-- PROBLEM TO WORK ON --
Extract all data as written.

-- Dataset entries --
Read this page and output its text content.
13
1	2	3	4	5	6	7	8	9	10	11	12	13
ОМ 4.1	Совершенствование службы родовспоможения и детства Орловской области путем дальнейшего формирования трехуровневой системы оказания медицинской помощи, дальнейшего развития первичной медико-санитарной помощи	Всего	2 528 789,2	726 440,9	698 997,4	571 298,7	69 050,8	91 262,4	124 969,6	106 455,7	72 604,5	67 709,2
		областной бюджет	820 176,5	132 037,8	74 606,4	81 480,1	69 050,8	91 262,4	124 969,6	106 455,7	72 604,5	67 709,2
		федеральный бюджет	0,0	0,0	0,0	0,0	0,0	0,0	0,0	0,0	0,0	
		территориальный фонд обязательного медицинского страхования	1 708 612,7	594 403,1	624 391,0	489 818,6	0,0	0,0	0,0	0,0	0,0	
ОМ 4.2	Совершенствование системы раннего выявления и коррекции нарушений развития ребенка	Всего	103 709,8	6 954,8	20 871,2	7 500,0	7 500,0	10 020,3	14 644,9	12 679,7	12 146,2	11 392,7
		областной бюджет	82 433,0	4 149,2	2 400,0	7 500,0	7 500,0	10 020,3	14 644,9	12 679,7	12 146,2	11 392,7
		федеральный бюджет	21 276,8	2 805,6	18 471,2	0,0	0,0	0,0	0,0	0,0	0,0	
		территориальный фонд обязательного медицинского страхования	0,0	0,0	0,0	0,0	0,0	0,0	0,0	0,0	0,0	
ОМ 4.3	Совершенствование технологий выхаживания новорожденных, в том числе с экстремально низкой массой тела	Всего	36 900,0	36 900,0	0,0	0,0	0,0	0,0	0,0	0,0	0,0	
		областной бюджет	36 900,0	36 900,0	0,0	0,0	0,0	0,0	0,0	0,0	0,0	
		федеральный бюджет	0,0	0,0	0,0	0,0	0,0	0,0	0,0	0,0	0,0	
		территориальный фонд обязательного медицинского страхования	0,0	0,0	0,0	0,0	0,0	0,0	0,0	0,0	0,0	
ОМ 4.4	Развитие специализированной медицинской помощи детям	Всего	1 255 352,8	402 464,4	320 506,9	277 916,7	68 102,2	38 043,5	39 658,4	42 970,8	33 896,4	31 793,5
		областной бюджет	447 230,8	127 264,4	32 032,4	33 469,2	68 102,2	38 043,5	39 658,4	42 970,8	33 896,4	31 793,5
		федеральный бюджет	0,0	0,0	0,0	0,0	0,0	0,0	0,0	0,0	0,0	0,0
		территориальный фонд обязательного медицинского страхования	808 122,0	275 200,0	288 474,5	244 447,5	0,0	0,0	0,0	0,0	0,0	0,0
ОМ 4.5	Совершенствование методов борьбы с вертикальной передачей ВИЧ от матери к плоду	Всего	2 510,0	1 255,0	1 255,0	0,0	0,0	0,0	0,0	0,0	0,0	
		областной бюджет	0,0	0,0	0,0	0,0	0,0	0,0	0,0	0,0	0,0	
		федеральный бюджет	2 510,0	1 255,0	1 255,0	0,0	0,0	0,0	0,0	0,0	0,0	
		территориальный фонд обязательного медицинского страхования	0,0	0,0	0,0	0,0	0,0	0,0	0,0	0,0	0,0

-- FULL OUTPUT --
Read this page and output its text content.
13
1	2	3	4	5	6	7	8	9	10	11	12	13
ОМ 4.1	Совершенствование службы родовспоможения и детства Орловской области путем дальнейшего формирования трехуровневой системы оказания медицинской помощи, дальнейшего развития первичной медико-санитарной помощи	Всего	2 528 789,2	726 440,9	698 997,4	571 298,7	69 050,8	91 262,4	124 969,6	106 455,7	72 604,5	67 709,2
		областной бюджет	820 176,5	132 037,8	74 606,4	81 480,1	69 050,8	91 262,4	124 969,6	106 455,7	72 604,5	67 709,2
		федеральный бюджет	0,0	0,0	0,0	0,0	0,0	0,0	0,0	0,0	0,0	
		территориальный фонд обязательного медицинского страхования	1 708 612,7	594 403,1	624 391,0	489 818,6	0,0	0,0	0,0	0,0	0,0	
ОМ 4.2	Совершенствование системы раннего выявления и коррекции нарушений развития ребенка	Всего	103 709,8	6 954,8	20 871,2	7 500,0	7 500,0	10 020,3	14 644,9	12 679,7	12 146,2	11 392,7
		областной бюджет	82 433,0	4 149,2	2 400,0	7 500,0	7 500,0	10 020,3	14 644,9	12 679,7	12 146,2	11 392,7
		федеральный бюджет	21 276,8	2 805,6	18 471,2	0,0	0,0	0,0	0,0	0,0	0,0	
		территориальный фонд обязательного медицинского страхования	0,0	0,0	0,0	0,0	0,0	0,0	0,0	0,0	0,0	
ОМ 4.3	Совершенствование технологий выхаживания новорожденных, в том числе с экстремально низкой массой тела	Всего	36 900,0	36 900,0	0,0	0,0	0,0	0,0	0,0	0,0	0,0	
		областной бюджет	36 900,0	36 900,0	0,0	0,0	0,0	0,0	0,0	0,0	0,0	
		федеральный бюджет	0,0	0,0	0,0	0,0	0,0	0,0	0,0	0,0	0,0	
		территориальный фонд обязательного медицинского страхования	0,0	0,0	0,0	0,0	0,0	0,0	0,0	0,0	0,0	
ОМ 4.4	Развитие специализированной медицинской помощи детям	Всего	1 255 352,8	402 464,4	320 506,9	277 916,7	68 102,2	38 043,5	39 658,4	42 970,8	33 896,4	31 793,5
		областной бюджет	447 230,8	127 264,4	32 032,4	33 469,2	68 102,2	38 043,5	39 658,4	42 970,8	33 896,4	31 793,5
		федеральный бюджет	0,0	0,0	0,0	0,0	0,0	0,0	0,0	0,0	0,0	0,0
		территориальный фонд обязательного медицинского страхования	808 122,0	275 200,0	288 474,5	244 447,5	0,0	0,0	0,0	0,0	0,0	0,0
ОМ 4.5	Совершенствование методов борьбы с вертикальной передачей ВИЧ от матери к плоду	Всего	2 510,0	1 255,0	1 255,0	0,0	0,0	0,0	0,0	0,0	0,0	
		областной бюджет	0,0	0,0	0,0	0,0	0,0	0,0	0,0	0,0	0,0	
		федеральный бюджет	2 510,0	1 255,0	1 255,0	0,0	0,0	0,0	0,0	0,0	0,0	
		территориальный фонд обязательного медицинского страхования	0,0	0,0	0,0	0,0	0,0	0,0	0,0	0,0	0,0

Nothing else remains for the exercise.